#### [Exercise description]
Identify the lines in the data below that contain "schedule" and give only how many there are.

#### [Data supplied]
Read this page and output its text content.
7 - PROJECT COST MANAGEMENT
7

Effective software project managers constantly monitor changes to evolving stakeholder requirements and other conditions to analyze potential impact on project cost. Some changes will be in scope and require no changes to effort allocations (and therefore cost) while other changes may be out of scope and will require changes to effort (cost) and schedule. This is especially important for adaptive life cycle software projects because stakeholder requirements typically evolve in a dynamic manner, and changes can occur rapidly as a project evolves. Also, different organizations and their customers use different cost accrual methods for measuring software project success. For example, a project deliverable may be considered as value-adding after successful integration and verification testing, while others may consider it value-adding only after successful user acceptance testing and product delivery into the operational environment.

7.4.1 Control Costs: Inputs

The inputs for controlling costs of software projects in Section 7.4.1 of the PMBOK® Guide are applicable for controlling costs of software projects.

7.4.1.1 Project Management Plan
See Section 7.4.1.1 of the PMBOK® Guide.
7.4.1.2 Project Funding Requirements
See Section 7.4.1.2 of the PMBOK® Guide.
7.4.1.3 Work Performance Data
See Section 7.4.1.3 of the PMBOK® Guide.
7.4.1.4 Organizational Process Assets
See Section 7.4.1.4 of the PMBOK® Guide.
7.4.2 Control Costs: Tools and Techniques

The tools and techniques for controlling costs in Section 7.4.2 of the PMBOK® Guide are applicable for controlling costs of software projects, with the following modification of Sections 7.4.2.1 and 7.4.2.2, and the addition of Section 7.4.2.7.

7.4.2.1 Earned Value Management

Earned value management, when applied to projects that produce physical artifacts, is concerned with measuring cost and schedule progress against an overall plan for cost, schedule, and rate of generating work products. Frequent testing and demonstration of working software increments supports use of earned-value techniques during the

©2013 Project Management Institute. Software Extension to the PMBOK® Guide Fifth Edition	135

#### [Written reply]
2